• **TASK DETAILS**
Transcribe the records that follow. Keep every word exactly, and drop the pictures.

-- START INFORMATION GIVEN --

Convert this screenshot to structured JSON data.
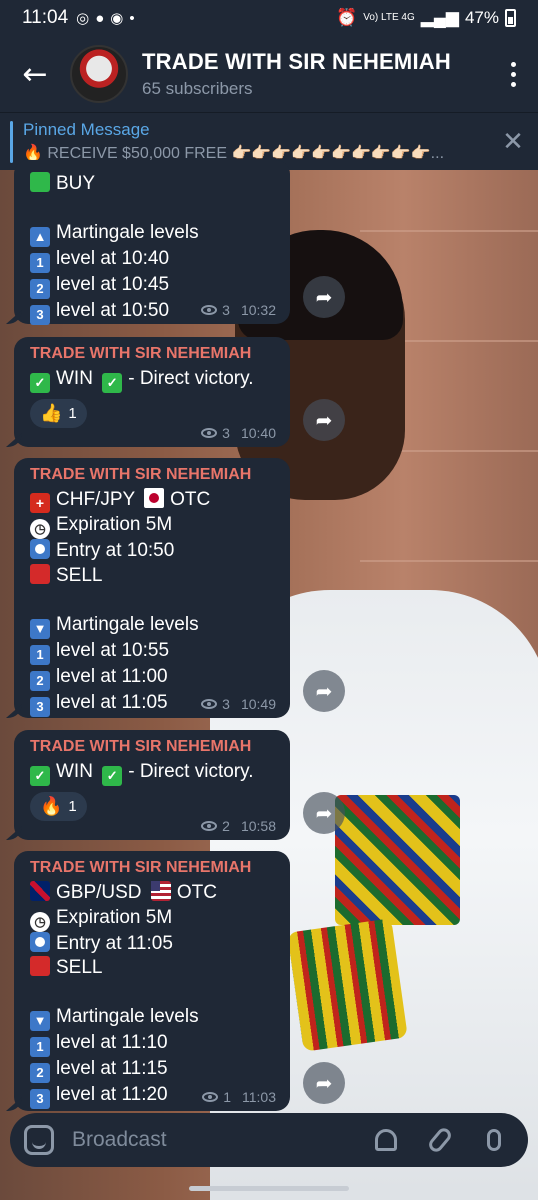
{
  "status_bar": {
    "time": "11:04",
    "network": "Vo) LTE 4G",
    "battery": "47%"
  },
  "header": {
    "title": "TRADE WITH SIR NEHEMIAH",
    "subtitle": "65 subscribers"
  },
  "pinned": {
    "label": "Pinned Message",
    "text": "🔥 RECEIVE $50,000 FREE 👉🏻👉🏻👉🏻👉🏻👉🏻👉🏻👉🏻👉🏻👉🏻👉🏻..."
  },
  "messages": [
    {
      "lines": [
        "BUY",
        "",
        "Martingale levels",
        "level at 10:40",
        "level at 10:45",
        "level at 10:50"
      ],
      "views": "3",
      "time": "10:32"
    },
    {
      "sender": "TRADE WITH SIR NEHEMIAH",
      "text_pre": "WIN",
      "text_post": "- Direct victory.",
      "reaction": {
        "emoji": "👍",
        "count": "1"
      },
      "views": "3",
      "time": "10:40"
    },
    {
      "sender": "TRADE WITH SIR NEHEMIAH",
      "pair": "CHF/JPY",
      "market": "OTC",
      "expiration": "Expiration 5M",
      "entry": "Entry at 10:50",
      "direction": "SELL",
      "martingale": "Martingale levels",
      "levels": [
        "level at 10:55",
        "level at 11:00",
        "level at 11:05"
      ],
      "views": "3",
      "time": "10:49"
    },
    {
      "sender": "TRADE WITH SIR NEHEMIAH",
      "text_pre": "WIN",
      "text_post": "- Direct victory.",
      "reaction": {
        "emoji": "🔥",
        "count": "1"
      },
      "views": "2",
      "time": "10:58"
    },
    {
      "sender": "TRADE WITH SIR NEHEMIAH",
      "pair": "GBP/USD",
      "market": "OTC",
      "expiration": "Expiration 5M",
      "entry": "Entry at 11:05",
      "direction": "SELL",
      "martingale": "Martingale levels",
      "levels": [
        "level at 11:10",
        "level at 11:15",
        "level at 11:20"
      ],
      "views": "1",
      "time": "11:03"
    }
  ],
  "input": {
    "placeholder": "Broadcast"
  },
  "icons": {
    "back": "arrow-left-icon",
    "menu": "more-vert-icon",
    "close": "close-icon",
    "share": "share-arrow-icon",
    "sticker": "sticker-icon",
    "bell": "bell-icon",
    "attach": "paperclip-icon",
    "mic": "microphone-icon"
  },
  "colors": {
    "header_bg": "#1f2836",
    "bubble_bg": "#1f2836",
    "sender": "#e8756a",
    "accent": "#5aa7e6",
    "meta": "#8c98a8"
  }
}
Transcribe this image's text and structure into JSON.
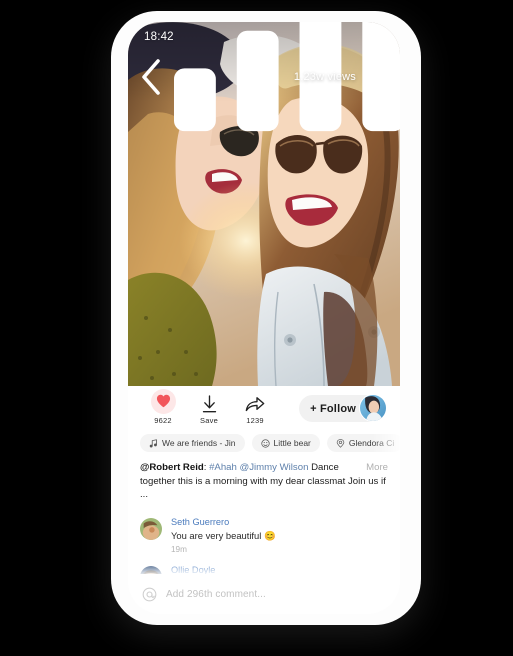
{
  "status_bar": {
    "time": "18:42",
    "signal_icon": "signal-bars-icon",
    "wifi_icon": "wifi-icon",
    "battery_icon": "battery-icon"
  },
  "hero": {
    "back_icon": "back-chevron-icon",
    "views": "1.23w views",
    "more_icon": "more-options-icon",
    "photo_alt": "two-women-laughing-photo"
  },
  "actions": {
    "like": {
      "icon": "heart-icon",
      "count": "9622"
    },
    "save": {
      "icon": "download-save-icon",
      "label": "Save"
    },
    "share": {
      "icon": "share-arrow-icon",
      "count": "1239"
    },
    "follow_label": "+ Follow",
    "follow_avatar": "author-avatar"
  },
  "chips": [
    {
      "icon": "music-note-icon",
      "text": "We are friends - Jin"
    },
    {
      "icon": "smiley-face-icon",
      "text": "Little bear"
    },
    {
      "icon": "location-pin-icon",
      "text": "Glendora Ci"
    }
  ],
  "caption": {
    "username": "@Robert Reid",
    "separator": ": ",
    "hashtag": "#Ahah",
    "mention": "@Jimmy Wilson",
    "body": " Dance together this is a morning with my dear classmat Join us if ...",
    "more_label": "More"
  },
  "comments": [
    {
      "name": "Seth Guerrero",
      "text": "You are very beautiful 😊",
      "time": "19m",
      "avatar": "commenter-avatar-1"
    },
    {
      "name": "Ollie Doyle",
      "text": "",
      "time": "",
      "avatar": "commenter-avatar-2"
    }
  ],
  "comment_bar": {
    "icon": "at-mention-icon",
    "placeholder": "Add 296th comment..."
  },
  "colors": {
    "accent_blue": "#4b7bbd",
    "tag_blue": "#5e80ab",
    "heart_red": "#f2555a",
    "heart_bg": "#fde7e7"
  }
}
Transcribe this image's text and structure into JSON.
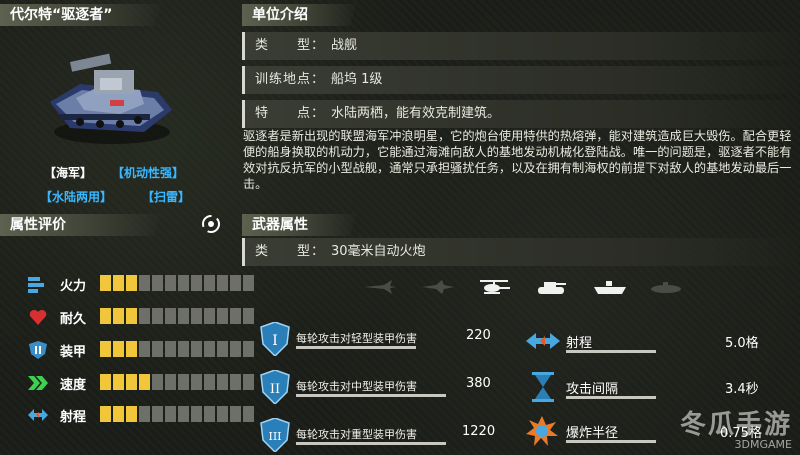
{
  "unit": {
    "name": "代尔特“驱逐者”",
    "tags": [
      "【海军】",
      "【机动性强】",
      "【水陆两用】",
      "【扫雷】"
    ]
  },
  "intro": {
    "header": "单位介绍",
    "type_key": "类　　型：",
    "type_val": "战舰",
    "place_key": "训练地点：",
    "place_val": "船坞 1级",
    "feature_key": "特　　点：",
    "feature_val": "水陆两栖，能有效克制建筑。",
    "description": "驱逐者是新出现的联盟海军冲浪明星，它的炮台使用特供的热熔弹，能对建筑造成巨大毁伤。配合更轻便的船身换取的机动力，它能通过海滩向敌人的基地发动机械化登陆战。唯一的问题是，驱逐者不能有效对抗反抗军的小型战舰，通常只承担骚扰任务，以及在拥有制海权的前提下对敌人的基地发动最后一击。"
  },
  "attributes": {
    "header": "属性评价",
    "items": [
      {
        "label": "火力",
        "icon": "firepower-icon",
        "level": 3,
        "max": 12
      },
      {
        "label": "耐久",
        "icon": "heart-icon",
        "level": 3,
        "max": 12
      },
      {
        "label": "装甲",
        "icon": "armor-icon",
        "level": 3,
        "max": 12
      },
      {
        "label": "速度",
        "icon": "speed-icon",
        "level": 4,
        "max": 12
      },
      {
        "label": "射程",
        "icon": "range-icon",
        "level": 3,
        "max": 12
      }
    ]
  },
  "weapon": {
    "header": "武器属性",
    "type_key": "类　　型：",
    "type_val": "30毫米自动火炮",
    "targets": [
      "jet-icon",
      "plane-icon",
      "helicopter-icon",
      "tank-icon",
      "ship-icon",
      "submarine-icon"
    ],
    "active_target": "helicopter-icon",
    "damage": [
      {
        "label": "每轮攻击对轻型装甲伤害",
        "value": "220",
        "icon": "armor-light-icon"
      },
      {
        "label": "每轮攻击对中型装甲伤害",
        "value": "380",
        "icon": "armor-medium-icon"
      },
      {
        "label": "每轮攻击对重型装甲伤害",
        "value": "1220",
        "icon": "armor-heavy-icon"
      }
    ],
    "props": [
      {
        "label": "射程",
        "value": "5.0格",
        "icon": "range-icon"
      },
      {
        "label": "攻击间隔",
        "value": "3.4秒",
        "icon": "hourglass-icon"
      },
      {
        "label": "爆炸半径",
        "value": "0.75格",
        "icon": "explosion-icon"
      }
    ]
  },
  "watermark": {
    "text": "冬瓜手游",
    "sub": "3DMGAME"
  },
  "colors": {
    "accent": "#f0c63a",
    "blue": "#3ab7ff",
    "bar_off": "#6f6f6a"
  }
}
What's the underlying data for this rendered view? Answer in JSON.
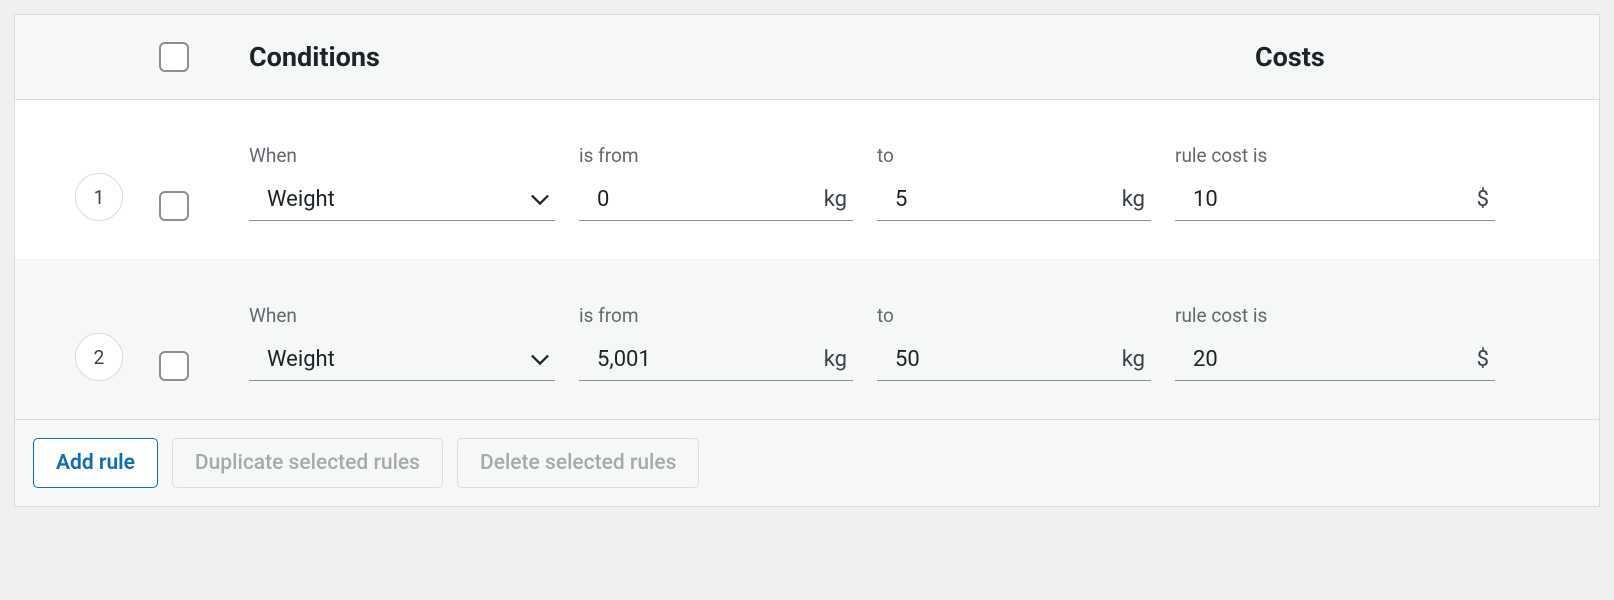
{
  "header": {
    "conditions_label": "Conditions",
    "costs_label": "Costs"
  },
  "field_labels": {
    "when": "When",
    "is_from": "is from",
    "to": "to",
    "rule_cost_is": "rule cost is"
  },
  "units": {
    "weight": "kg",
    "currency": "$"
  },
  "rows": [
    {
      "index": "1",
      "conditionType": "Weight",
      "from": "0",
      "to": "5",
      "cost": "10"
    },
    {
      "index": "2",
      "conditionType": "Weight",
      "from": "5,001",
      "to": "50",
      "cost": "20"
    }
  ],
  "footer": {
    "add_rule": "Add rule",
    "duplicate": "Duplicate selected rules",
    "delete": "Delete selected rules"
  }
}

-- END INFORMATION GIVEN --

• **RESULT OF THE EXERCISE**
Convert this screenshot to structured JSON data.
{
  "status_bar": {
    "time": "11:04",
    "network": "Vo) LTE 4G",
    "battery": "47%"
  },
  "header": {
    "title": "TRADE WITH SIR NEHEMIAH",
    "subtitle": "65 subscribers"
  },
  "pinned": {
    "label": "Pinned Message",
    "text": "🔥 RECEIVE $50,000 FREE 👉🏻👉🏻👉🏻👉🏻👉🏻👉🏻👉🏻👉🏻👉🏻👉🏻..."
  },
  "messages": [
    {
      "lines": [
        "BUY",
        "",
        "Martingale levels",
        "level at 10:40",
        "level at 10:45",
        "level at 10:50"
      ],
      "views": "3",
      "time": "10:32"
    },
    {
      "sender": "TRADE WITH SIR NEHEMIAH",
      "text_pre": "WIN",
      "text_post": "- Direct victory.",
      "reaction": {
        "emoji": "👍",
        "count": "1"
      },
      "views": "3",
      "time": "10:40"
    },
    {
      "sender": "TRADE WITH SIR NEHEMIAH",
      "pair": "CHF/JPY",
      "market": "OTC",
      "expiration": "Expiration 5M",
      "entry": "Entry at 10:50",
      "direction": "SELL",
      "martingale": "Martingale levels",
      "levels": [
        "level at 10:55",
        "level at 11:00",
        "level at 11:05"
      ],
      "views": "3",
      "time": "10:49"
    },
    {
      "sender": "TRADE WITH SIR NEHEMIAH",
      "text_pre": "WIN",
      "text_post": "- Direct victory.",
      "reaction": {
        "emoji": "🔥",
        "count": "1"
      },
      "views": "2",
      "time": "10:58"
    },
    {
      "sender": "TRADE WITH SIR NEHEMIAH",
      "pair": "GBP/USD",
      "market": "OTC",
      "expiration": "Expiration 5M",
      "entry": "Entry at 11:05",
      "direction": "SELL",
      "martingale": "Martingale levels",
      "levels": [
        "level at 11:10",
        "level at 11:15",
        "level at 11:20"
      ],
      "views": "1",
      "time": "11:03"
    }
  ],
  "input": {
    "placeholder": "Broadcast"
  },
  "icons": {
    "back": "arrow-left-icon",
    "menu": "more-vert-icon",
    "close": "close-icon",
    "share": "share-arrow-icon",
    "sticker": "sticker-icon",
    "bell": "bell-icon",
    "attach": "paperclip-icon",
    "mic": "microphone-icon"
  },
  "colors": {
    "header_bg": "#1f2836",
    "bubble_bg": "#1f2836",
    "sender": "#e8756a",
    "accent": "#5aa7e6",
    "meta": "#8c98a8"
  }
}
Transcribe this image's text and structure into JSON.
{
  "status_bar": {
    "time": "18:42",
    "signal_icon": "signal-bars-icon",
    "wifi_icon": "wifi-icon",
    "battery_icon": "battery-icon"
  },
  "hero": {
    "back_icon": "back-chevron-icon",
    "views": "1.23w views",
    "more_icon": "more-options-icon",
    "photo_alt": "two-women-laughing-photo"
  },
  "actions": {
    "like": {
      "icon": "heart-icon",
      "count": "9622"
    },
    "save": {
      "icon": "download-save-icon",
      "label": "Save"
    },
    "share": {
      "icon": "share-arrow-icon",
      "count": "1239"
    },
    "follow_label": "+ Follow",
    "follow_avatar": "author-avatar"
  },
  "chips": [
    {
      "icon": "music-note-icon",
      "text": "We are friends - Jin"
    },
    {
      "icon": "smiley-face-icon",
      "text": "Little bear"
    },
    {
      "icon": "location-pin-icon",
      "text": "Glendora Ci"
    }
  ],
  "caption": {
    "username": "@Robert Reid",
    "separator": ": ",
    "hashtag": "#Ahah",
    "mention": "@Jimmy Wilson",
    "body": " Dance together this is a morning with my dear classmat Join us if ...",
    "more_label": "More"
  },
  "comments": [
    {
      "name": "Seth Guerrero",
      "text": "You are very beautiful 😊",
      "time": "19m",
      "avatar": "commenter-avatar-1"
    },
    {
      "name": "Ollie Doyle",
      "text": "",
      "time": "",
      "avatar": "commenter-avatar-2"
    }
  ],
  "comment_bar": {
    "icon": "at-mention-icon",
    "placeholder": "Add 296th comment..."
  },
  "colors": {
    "accent_blue": "#4b7bbd",
    "tag_blue": "#5e80ab",
    "heart_red": "#f2555a",
    "heart_bg": "#fde7e7"
  }
}
Transcribe this image's text and structure into JSON.
{
  "unit": {
    "name": "代尔特“驱逐者”",
    "tags": [
      "【海军】",
      "【机动性强】",
      "【水陆两用】",
      "【扫雷】"
    ]
  },
  "intro": {
    "header": "单位介绍",
    "type_key": "类　　型：",
    "type_val": "战舰",
    "place_key": "训练地点：",
    "place_val": "船坞 1级",
    "feature_key": "特　　点：",
    "feature_val": "水陆两栖，能有效克制建筑。",
    "description": "驱逐者是新出现的联盟海军冲浪明星，它的炮台使用特供的热熔弹，能对建筑造成巨大毁伤。配合更轻便的船身换取的机动力，它能通过海滩向敌人的基地发动机械化登陆战。唯一的问题是，驱逐者不能有效对抗反抗军的小型战舰，通常只承担骚扰任务，以及在拥有制海权的前提下对敌人的基地发动最后一击。"
  },
  "attributes": {
    "header": "属性评价",
    "items": [
      {
        "label": "火力",
        "icon": "firepower-icon",
        "level": 3,
        "max": 12
      },
      {
        "label": "耐久",
        "icon": "heart-icon",
        "level": 3,
        "max": 12
      },
      {
        "label": "装甲",
        "icon": "armor-icon",
        "level": 3,
        "max": 12
      },
      {
        "label": "速度",
        "icon": "speed-icon",
        "level": 4,
        "max": 12
      },
      {
        "label": "射程",
        "icon": "range-icon",
        "level": 3,
        "max": 12
      }
    ]
  },
  "weapon": {
    "header": "武器属性",
    "type_key": "类　　型：",
    "type_val": "30毫米自动火炮",
    "targets": [
      "jet-icon",
      "plane-icon",
      "helicopter-icon",
      "tank-icon",
      "ship-icon",
      "submarine-icon"
    ],
    "active_target": "helicopter-icon",
    "damage": [
      {
        "label": "每轮攻击对轻型装甲伤害",
        "value": "220",
        "icon": "armor-light-icon"
      },
      {
        "label": "每轮攻击对中型装甲伤害",
        "value": "380",
        "icon": "armor-medium-icon"
      },
      {
        "label": "每轮攻击对重型装甲伤害",
        "value": "1220",
        "icon": "armor-heavy-icon"
      }
    ],
    "props": [
      {
        "label": "射程",
        "value": "5.0格",
        "icon": "range-icon"
      },
      {
        "label": "攻击间隔",
        "value": "3.4秒",
        "icon": "hourglass-icon"
      },
      {
        "label": "爆炸半径",
        "value": "0.75格",
        "icon": "explosion-icon"
      }
    ]
  },
  "watermark": {
    "text": "冬瓜手游",
    "sub": "3DMGAME"
  },
  "colors": {
    "accent": "#f0c63a",
    "blue": "#3ab7ff",
    "bar_off": "#6f6f6a"
  }
}
What's the underlying data for this rendered view? Answer in JSON.
{
  "header": {
    "conditions_label": "Conditions",
    "costs_label": "Costs"
  },
  "field_labels": {
    "when": "When",
    "is_from": "is from",
    "to": "to",
    "rule_cost_is": "rule cost is"
  },
  "units": {
    "weight": "kg",
    "currency": "$"
  },
  "rows": [
    {
      "index": "1",
      "conditionType": "Weight",
      "from": "0",
      "to": "5",
      "cost": "10"
    },
    {
      "index": "2",
      "conditionType": "Weight",
      "from": "5,001",
      "to": "50",
      "cost": "20"
    }
  ],
  "footer": {
    "add_rule": "Add rule",
    "duplicate": "Duplicate selected rules",
    "delete": "Delete selected rules"
  }
}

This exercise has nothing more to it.